Problem requirements
Quote only the lines from the one containing "Output a JSON" through the final line, both included, and omit the pictures.

Collected data entries
START

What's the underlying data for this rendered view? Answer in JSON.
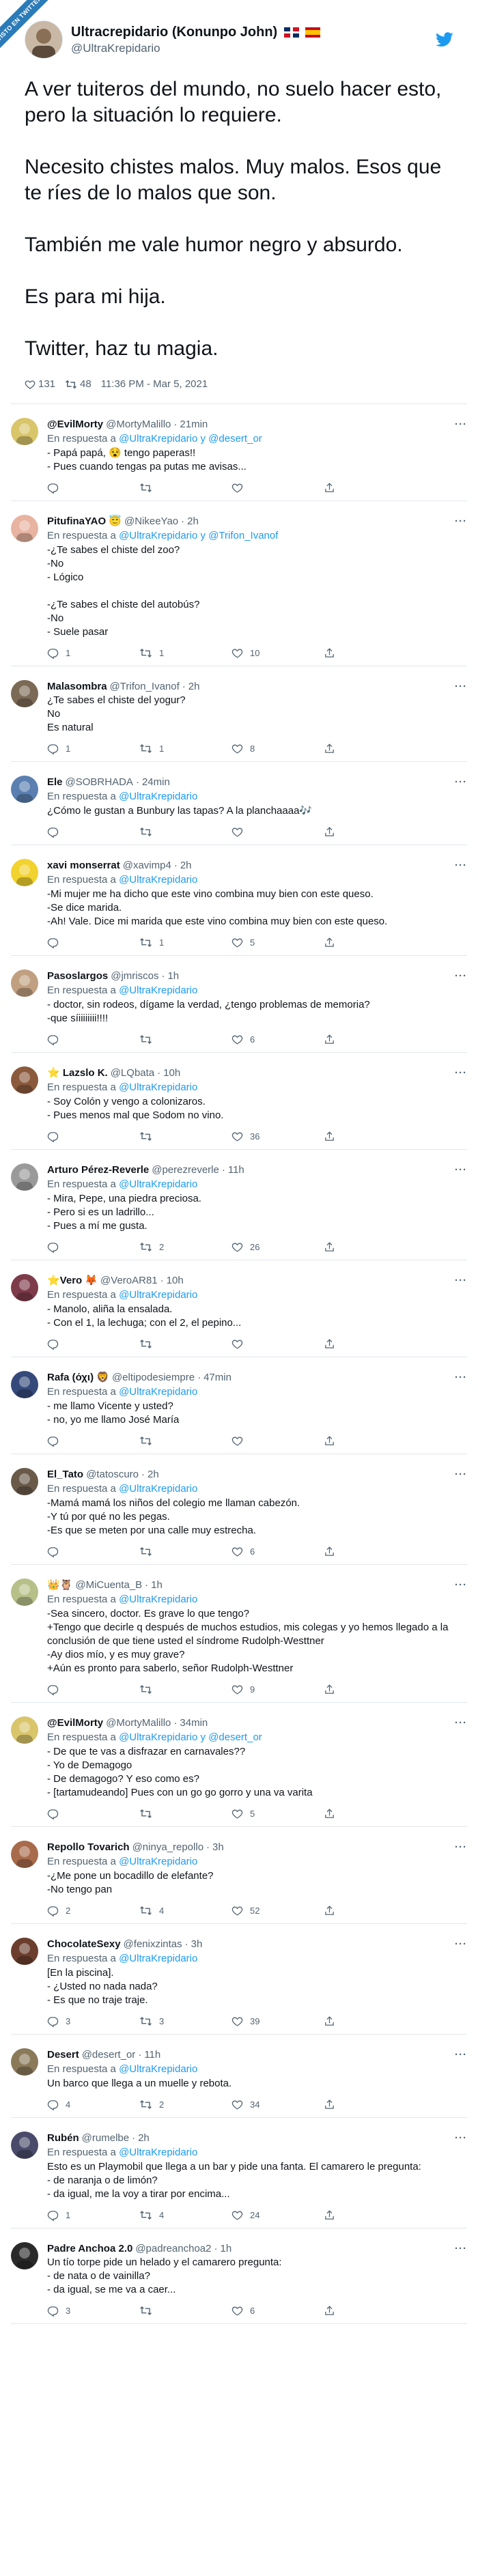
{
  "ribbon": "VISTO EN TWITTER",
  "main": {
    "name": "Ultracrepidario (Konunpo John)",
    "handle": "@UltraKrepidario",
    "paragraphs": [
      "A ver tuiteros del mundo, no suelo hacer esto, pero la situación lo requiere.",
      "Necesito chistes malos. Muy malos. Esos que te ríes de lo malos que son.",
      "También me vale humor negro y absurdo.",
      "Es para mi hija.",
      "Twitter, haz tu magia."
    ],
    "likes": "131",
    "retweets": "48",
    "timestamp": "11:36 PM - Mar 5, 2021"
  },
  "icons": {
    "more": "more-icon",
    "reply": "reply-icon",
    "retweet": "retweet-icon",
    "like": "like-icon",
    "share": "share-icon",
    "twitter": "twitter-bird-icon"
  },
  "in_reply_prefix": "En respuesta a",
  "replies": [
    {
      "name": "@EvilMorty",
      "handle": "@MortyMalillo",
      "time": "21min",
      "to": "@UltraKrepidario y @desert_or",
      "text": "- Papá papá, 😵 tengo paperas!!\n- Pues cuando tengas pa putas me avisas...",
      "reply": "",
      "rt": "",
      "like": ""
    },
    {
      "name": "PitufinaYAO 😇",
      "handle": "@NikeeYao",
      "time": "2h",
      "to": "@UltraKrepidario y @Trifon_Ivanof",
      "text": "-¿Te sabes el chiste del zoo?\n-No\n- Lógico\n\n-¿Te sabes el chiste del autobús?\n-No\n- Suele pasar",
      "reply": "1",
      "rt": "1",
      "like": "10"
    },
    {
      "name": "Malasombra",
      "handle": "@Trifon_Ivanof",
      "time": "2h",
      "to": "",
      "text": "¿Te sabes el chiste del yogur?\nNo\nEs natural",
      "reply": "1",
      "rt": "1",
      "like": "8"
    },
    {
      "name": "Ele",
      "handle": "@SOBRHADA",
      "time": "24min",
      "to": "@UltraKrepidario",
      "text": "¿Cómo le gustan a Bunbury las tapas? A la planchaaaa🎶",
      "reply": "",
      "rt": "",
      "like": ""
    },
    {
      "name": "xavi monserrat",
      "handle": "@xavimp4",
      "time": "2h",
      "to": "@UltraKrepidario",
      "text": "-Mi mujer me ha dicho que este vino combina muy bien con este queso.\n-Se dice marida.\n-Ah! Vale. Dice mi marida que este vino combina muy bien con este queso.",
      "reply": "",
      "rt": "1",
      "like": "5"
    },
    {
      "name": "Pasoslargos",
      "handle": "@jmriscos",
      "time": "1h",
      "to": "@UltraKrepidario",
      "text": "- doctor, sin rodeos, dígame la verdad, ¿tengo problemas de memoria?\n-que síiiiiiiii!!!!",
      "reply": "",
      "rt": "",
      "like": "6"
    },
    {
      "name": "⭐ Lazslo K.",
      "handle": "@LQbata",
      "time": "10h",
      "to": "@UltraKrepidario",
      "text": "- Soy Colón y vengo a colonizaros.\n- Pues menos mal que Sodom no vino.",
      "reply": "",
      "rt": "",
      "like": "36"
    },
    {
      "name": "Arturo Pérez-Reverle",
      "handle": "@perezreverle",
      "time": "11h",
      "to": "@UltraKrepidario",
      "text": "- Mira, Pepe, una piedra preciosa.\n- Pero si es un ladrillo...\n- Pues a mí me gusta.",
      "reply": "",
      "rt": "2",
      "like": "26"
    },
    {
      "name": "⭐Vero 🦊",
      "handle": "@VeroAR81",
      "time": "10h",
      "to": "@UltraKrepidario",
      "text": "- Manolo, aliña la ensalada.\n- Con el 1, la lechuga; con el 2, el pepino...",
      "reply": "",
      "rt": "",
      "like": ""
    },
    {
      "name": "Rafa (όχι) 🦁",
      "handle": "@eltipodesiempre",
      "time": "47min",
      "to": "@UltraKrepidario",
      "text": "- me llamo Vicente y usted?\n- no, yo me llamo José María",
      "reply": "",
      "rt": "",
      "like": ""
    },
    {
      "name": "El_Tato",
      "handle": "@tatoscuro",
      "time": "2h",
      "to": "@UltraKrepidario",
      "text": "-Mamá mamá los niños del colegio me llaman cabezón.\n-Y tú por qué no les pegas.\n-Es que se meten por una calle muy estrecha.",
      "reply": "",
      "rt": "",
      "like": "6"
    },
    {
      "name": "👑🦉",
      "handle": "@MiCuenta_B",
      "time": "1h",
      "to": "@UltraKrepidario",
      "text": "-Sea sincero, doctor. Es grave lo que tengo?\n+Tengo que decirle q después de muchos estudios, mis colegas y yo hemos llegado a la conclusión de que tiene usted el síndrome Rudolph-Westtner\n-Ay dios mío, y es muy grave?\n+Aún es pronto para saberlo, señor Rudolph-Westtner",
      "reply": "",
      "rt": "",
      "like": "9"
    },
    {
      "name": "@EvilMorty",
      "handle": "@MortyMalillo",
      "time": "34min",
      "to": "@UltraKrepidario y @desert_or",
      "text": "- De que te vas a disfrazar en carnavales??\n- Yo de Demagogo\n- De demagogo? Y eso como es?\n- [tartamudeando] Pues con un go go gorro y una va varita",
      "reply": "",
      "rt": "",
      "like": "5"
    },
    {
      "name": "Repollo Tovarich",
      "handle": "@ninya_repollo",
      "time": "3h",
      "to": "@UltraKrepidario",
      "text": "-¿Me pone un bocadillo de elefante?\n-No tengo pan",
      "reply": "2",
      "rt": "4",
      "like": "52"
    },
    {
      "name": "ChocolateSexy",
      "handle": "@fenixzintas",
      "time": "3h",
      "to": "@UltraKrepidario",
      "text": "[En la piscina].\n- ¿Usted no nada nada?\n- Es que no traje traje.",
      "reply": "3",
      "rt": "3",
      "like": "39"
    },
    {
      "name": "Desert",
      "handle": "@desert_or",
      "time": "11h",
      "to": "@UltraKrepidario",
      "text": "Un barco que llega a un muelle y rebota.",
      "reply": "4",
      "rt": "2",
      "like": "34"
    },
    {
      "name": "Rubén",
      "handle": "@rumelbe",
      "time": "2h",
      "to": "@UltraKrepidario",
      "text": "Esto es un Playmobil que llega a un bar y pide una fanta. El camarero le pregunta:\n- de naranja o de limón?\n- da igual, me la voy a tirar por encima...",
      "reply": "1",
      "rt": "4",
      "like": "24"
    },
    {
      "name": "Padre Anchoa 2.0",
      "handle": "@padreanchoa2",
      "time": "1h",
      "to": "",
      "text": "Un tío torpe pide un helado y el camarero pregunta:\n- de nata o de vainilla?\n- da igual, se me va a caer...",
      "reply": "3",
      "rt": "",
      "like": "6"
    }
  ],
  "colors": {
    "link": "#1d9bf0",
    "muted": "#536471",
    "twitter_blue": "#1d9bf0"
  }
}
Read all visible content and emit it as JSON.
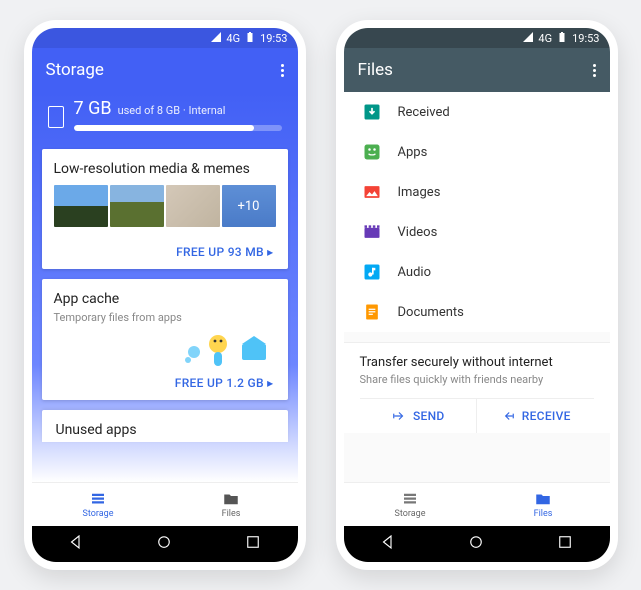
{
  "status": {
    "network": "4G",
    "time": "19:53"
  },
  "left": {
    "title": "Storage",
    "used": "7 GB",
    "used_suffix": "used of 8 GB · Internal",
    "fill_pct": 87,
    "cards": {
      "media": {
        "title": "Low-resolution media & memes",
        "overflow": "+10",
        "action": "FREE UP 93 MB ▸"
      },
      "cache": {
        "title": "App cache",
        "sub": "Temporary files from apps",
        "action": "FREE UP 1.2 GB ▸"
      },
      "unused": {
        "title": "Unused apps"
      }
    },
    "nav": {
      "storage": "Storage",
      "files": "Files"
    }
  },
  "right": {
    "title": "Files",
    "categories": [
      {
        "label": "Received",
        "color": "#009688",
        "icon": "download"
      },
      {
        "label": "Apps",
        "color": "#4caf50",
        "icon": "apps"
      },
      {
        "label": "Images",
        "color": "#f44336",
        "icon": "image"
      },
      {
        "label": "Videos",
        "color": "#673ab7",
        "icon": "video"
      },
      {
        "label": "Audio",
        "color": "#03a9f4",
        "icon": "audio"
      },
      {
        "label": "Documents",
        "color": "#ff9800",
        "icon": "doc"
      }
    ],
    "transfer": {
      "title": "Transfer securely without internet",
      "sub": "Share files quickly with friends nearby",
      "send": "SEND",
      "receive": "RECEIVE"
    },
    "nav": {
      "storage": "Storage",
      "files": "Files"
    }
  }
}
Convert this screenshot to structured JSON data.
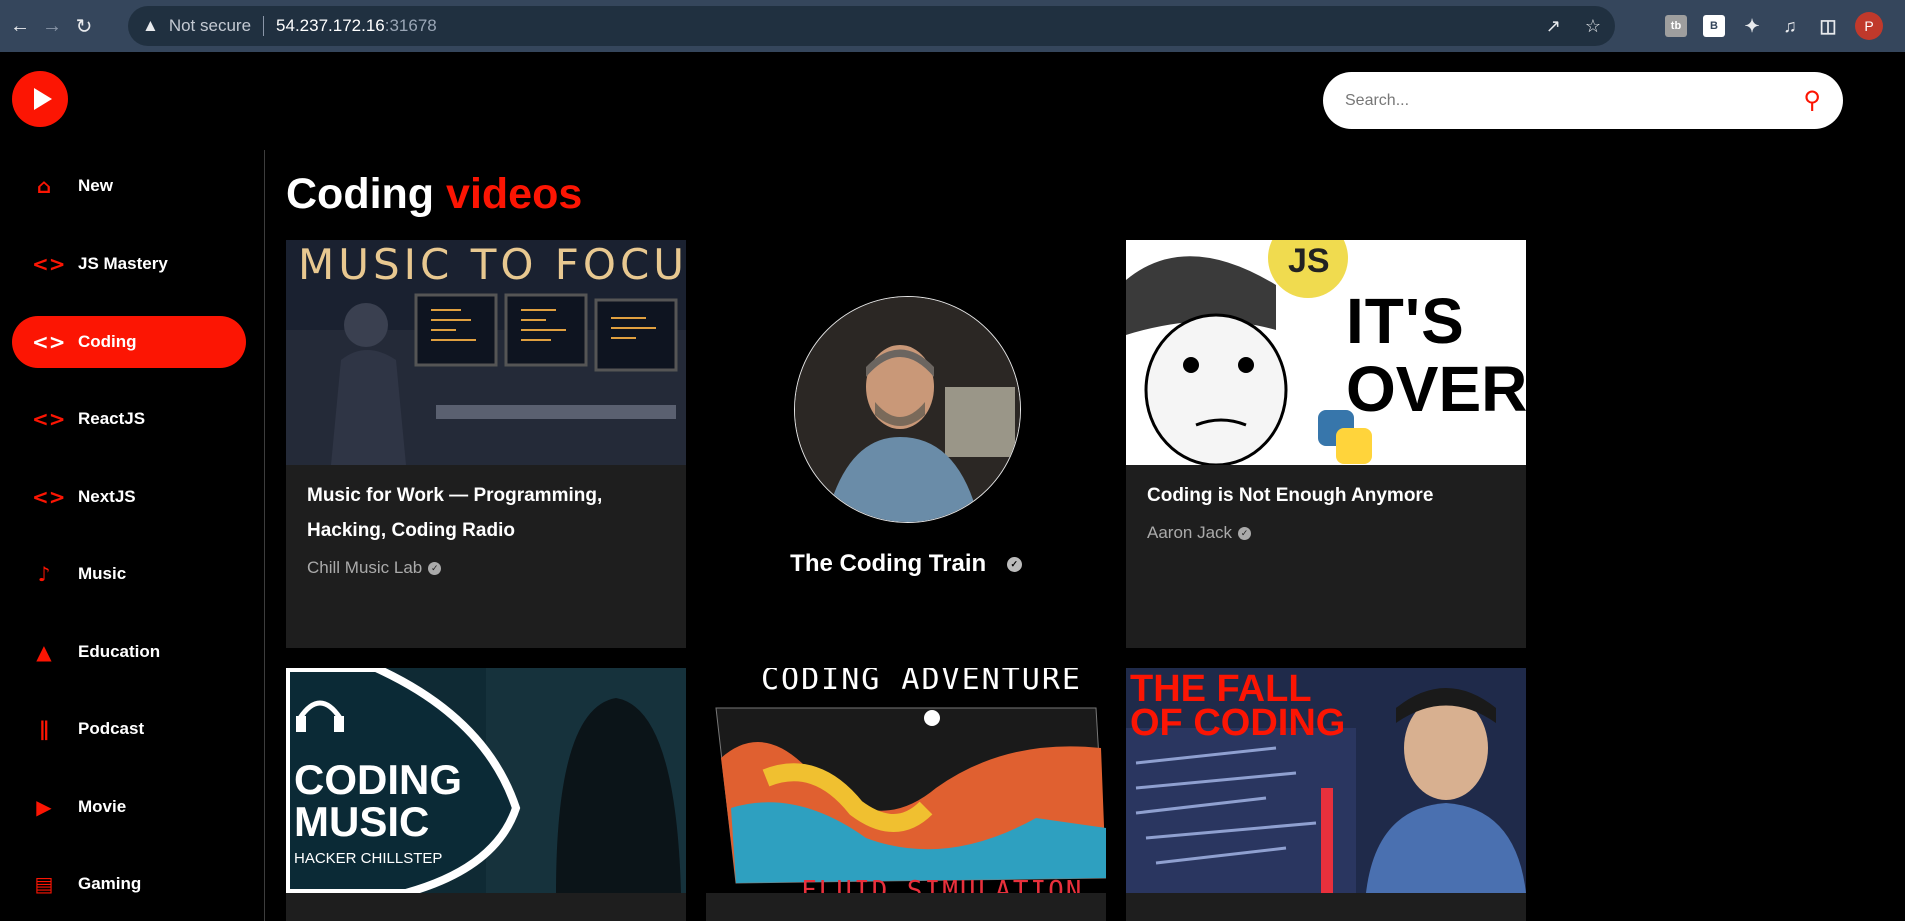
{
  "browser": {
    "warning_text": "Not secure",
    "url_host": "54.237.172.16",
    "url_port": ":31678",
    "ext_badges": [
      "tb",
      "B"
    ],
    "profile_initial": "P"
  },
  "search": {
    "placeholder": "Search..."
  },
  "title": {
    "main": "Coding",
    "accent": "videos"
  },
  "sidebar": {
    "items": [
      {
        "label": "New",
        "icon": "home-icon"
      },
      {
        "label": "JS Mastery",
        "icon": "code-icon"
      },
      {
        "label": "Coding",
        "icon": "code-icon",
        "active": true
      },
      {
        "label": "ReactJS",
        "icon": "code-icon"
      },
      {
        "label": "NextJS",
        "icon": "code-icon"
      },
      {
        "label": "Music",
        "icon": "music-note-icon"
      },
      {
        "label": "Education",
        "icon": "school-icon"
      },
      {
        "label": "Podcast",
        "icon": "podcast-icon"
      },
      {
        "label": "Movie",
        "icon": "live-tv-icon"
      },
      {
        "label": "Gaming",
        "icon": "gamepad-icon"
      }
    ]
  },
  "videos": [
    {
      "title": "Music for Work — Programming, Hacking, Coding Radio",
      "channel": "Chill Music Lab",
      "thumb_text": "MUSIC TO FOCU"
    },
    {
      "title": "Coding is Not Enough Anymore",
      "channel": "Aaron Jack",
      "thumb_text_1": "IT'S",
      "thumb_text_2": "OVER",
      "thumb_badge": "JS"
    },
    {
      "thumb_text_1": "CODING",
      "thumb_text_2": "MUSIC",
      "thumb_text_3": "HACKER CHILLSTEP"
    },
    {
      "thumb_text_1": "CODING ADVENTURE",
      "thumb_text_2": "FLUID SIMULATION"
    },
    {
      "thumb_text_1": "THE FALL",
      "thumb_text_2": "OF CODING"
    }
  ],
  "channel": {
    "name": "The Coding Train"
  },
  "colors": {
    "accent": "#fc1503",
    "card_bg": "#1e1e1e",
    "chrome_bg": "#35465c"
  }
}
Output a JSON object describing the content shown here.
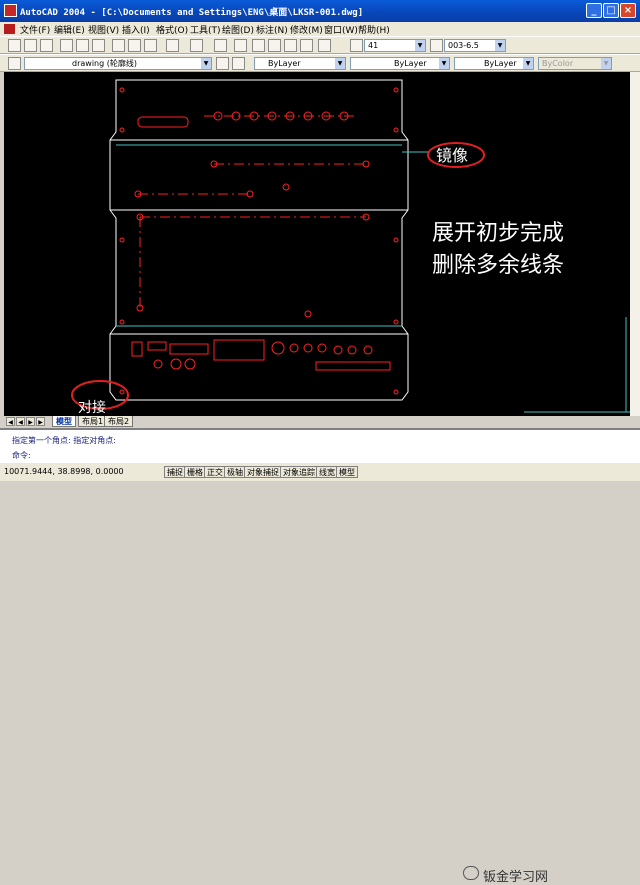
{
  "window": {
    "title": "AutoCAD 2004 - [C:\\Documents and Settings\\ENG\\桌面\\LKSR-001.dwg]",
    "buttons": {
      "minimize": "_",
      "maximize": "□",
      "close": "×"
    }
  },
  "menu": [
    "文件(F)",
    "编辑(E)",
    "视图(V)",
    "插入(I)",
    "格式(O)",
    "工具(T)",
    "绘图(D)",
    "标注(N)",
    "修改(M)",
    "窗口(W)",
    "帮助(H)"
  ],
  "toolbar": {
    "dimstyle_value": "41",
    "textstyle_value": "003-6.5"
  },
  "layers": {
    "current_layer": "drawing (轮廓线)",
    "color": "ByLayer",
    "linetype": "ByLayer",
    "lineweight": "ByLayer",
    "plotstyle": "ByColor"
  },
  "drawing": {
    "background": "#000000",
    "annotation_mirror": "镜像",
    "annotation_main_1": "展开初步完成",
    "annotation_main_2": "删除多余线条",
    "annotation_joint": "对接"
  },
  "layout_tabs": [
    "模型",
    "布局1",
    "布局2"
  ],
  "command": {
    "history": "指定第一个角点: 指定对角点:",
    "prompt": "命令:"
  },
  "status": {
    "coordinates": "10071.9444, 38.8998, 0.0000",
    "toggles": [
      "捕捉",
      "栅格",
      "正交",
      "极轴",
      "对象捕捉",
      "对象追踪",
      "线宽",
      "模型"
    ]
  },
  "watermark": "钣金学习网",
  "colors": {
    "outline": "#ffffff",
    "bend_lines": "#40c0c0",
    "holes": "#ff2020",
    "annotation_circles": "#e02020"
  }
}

END

Exercise answer
Output a JSON object describing the content shown here.
{
  "window": {
    "title": "AutoCAD 2004 - [C:\\Documents and Settings\\ENG\\桌面\\LKSR-001.dwg]",
    "buttons": {
      "minimize": "_",
      "maximize": "□",
      "close": "×"
    }
  },
  "menu": [
    "文件(F)",
    "编辑(E)",
    "视图(V)",
    "插入(I)",
    "格式(O)",
    "工具(T)",
    "绘图(D)",
    "标注(N)",
    "修改(M)",
    "窗口(W)",
    "帮助(H)"
  ],
  "toolbar": {
    "dimstyle_value": "41",
    "textstyle_value": "003-6.5"
  },
  "layers": {
    "current_layer": "drawing (轮廓线)",
    "color": "ByLayer",
    "linetype": "ByLayer",
    "lineweight": "ByLayer",
    "plotstyle": "ByColor"
  },
  "drawing": {
    "background": "#000000",
    "annotation_mirror": "镜像",
    "annotation_main_1": "展开初步完成",
    "annotation_main_2": "删除多余线条",
    "annotation_joint": "对接"
  },
  "layout_tabs": [
    "模型",
    "布局1",
    "布局2"
  ],
  "command": {
    "history": "指定第一个角点: 指定对角点:",
    "prompt": "命令:"
  },
  "status": {
    "coordinates": "10071.9444, 38.8998, 0.0000",
    "toggles": [
      "捕捉",
      "栅格",
      "正交",
      "极轴",
      "对象捕捉",
      "对象追踪",
      "线宽",
      "模型"
    ]
  },
  "watermark": "钣金学习网",
  "colors": {
    "outline": "#ffffff",
    "bend_lines": "#40c0c0",
    "holes": "#ff2020",
    "annotation_circles": "#e02020"
  }
}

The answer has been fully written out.